▶ Task goal:
Provide only the number of lines in the data below that contain the word "Sconti".

▶ Dataset entries:
━━━━━━━━
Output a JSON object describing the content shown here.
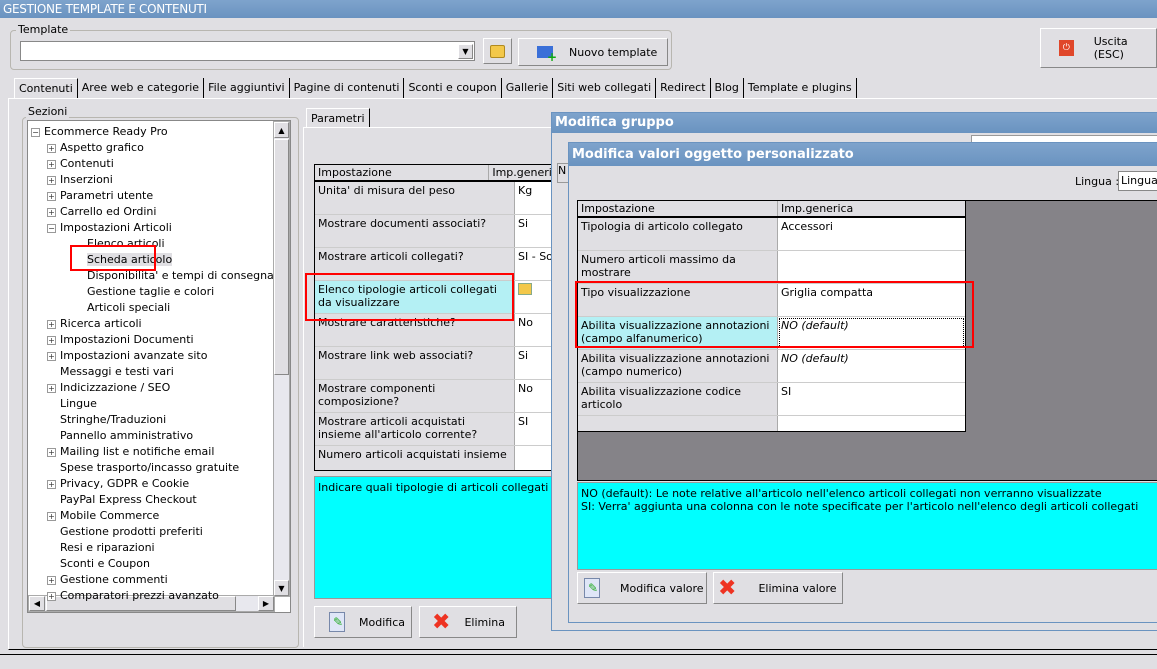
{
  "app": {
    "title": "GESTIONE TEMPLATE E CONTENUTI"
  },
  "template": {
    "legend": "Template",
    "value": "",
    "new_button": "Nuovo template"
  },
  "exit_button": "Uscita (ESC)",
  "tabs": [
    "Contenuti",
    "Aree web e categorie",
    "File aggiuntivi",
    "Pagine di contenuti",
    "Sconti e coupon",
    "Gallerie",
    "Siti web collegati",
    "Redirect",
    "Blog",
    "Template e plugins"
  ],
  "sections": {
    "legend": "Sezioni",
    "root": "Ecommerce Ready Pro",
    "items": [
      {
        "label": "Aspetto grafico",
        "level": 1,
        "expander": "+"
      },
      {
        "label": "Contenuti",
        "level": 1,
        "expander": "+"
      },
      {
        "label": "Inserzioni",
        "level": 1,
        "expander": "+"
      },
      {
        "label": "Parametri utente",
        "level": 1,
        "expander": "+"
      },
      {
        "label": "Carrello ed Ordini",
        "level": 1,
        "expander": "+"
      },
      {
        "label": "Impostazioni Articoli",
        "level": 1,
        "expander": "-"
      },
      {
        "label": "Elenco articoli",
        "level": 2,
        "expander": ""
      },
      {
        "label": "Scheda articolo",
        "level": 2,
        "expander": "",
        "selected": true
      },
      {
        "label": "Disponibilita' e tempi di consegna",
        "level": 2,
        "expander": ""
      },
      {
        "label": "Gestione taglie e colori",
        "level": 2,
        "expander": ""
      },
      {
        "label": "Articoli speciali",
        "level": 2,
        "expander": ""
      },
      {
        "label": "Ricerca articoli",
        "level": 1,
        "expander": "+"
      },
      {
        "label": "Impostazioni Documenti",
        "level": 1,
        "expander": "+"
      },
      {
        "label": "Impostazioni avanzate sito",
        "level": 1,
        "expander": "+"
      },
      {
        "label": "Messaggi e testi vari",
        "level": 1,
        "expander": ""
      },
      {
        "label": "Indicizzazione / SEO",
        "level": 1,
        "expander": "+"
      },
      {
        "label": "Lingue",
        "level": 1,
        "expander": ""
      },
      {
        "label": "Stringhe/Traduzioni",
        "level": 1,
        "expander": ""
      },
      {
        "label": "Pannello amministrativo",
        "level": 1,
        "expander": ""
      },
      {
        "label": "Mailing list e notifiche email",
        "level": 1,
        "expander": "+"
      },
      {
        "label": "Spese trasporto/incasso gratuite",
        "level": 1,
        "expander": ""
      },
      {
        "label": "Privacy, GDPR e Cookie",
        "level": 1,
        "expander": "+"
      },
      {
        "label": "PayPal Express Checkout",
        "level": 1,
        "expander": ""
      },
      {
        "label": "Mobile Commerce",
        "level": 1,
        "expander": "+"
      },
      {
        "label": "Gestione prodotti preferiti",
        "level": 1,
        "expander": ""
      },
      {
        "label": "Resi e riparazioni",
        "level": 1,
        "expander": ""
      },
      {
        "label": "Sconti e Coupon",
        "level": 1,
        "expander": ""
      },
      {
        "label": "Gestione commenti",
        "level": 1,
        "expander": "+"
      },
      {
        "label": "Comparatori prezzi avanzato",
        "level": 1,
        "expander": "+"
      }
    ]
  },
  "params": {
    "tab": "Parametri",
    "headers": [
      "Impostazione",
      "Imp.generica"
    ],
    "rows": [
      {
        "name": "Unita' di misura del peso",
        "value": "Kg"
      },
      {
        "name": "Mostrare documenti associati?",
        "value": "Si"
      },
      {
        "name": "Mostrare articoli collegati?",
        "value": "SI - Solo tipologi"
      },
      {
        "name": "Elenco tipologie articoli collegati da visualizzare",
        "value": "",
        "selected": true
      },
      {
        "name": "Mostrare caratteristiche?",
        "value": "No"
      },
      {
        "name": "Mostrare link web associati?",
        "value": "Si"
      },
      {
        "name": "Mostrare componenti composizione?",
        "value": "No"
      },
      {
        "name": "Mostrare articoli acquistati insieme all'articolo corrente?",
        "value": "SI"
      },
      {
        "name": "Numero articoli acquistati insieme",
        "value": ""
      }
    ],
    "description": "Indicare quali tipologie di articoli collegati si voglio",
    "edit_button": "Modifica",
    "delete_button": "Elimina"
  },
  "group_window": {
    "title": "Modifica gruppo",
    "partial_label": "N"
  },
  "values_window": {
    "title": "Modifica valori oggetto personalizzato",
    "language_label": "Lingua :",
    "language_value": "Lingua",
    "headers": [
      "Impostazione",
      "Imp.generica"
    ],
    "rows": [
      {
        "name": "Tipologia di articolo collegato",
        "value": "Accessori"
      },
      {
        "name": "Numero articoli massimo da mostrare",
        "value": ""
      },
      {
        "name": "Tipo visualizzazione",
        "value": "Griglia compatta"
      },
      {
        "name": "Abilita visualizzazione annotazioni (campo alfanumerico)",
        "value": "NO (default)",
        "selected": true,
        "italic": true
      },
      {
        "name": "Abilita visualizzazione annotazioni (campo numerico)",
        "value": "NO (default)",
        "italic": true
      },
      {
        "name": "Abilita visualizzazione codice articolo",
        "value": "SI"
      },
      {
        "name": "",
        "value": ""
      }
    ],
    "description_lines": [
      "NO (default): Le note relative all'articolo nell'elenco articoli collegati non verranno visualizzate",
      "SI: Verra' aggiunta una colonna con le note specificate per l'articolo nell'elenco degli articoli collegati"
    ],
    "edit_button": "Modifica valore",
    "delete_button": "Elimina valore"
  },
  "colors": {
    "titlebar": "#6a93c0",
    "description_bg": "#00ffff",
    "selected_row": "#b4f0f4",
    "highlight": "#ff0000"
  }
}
━━━━━━━━
▶ Complete response:
2